Goal → Copy each entry as it stands, leaving nothing out.

Stored data
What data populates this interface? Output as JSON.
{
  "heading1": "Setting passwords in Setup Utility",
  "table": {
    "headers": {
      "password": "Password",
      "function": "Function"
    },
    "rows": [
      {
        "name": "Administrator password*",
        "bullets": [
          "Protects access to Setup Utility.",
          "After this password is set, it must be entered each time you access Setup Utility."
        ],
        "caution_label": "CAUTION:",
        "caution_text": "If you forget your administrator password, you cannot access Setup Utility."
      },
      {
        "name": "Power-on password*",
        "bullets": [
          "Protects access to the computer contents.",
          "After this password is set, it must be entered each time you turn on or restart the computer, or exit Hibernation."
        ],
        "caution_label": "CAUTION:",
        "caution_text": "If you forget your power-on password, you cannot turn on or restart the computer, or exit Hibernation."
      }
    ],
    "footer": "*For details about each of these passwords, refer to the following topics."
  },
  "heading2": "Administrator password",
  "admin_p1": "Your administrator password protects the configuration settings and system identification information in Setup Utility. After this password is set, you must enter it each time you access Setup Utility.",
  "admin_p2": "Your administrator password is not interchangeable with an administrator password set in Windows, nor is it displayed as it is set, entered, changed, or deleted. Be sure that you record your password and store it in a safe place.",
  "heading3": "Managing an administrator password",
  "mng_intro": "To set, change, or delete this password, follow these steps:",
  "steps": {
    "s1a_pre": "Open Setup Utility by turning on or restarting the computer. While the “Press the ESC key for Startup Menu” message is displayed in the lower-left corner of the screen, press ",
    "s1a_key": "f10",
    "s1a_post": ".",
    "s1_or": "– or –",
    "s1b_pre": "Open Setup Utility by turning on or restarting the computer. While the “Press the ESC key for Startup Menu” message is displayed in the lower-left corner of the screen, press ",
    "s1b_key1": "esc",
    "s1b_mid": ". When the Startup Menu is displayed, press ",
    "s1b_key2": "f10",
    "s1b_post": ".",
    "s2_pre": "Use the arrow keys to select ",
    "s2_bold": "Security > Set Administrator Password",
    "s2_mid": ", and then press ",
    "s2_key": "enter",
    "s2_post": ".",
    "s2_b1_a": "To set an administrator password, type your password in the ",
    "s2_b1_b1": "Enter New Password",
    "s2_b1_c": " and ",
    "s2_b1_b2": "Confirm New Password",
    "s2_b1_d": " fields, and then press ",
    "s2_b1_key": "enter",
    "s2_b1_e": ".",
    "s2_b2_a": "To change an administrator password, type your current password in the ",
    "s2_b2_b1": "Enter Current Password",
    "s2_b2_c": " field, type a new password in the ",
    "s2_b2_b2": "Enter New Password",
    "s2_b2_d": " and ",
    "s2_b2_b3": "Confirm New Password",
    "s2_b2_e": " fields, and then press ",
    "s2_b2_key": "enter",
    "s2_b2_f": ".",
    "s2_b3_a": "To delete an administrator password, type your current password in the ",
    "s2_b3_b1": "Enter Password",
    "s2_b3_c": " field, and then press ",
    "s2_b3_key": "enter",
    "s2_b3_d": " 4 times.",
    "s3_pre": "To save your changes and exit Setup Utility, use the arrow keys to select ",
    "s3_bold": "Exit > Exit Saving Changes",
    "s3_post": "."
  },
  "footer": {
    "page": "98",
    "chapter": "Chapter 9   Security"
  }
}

Complete response →
What data populates this interface? Output as JSON.
{
  "heading1": "Setting passwords in Setup Utility",
  "table": {
    "headers": {
      "password": "Password",
      "function": "Function"
    },
    "rows": [
      {
        "name": "Administrator password*",
        "bullets": [
          "Protects access to Setup Utility.",
          "After this password is set, it must be entered each time you access Setup Utility."
        ],
        "caution_label": "CAUTION:",
        "caution_text": "If you forget your administrator password, you cannot access Setup Utility."
      },
      {
        "name": "Power-on password*",
        "bullets": [
          "Protects access to the computer contents.",
          "After this password is set, it must be entered each time you turn on or restart the computer, or exit Hibernation."
        ],
        "caution_label": "CAUTION:",
        "caution_text": "If you forget your power-on password, you cannot turn on or restart the computer, or exit Hibernation."
      }
    ],
    "footer": "*For details about each of these passwords, refer to the following topics."
  },
  "heading2": "Administrator password",
  "admin_p1": "Your administrator password protects the configuration settings and system identification information in Setup Utility. After this password is set, you must enter it each time you access Setup Utility.",
  "admin_p2": "Your administrator password is not interchangeable with an administrator password set in Windows, nor is it displayed as it is set, entered, changed, or deleted. Be sure that you record your password and store it in a safe place.",
  "heading3": "Managing an administrator password",
  "mng_intro": "To set, change, or delete this password, follow these steps:",
  "steps": {
    "s1a_pre": "Open Setup Utility by turning on or restarting the computer. While the “Press the ESC key for Startup Menu” message is displayed in the lower-left corner of the screen, press ",
    "s1a_key": "f10",
    "s1a_post": ".",
    "s1_or": "– or –",
    "s1b_pre": "Open Setup Utility by turning on or restarting the computer. While the “Press the ESC key for Startup Menu” message is displayed in the lower-left corner of the screen, press ",
    "s1b_key1": "esc",
    "s1b_mid": ". When the Startup Menu is displayed, press ",
    "s1b_key2": "f10",
    "s1b_post": ".",
    "s2_pre": "Use the arrow keys to select ",
    "s2_bold": "Security > Set Administrator Password",
    "s2_mid": ", and then press ",
    "s2_key": "enter",
    "s2_post": ".",
    "s2_b1_a": "To set an administrator password, type your password in the ",
    "s2_b1_b1": "Enter New Password",
    "s2_b1_c": " and ",
    "s2_b1_b2": "Confirm New Password",
    "s2_b1_d": " fields, and then press ",
    "s2_b1_key": "enter",
    "s2_b1_e": ".",
    "s2_b2_a": "To change an administrator password, type your current password in the ",
    "s2_b2_b1": "Enter Current Password",
    "s2_b2_c": " field, type a new password in the ",
    "s2_b2_b2": "Enter New Password",
    "s2_b2_d": " and ",
    "s2_b2_b3": "Confirm New Password",
    "s2_b2_e": " fields, and then press ",
    "s2_b2_key": "enter",
    "s2_b2_f": ".",
    "s2_b3_a": "To delete an administrator password, type your current password in the ",
    "s2_b3_b1": "Enter Password",
    "s2_b3_c": " field, and then press ",
    "s2_b3_key": "enter",
    "s2_b3_d": " 4 times.",
    "s3_pre": "To save your changes and exit Setup Utility, use the arrow keys to select ",
    "s3_bold": "Exit > Exit Saving Changes",
    "s3_post": "."
  },
  "footer": {
    "page": "98",
    "chapter": "Chapter 9   Security"
  }
}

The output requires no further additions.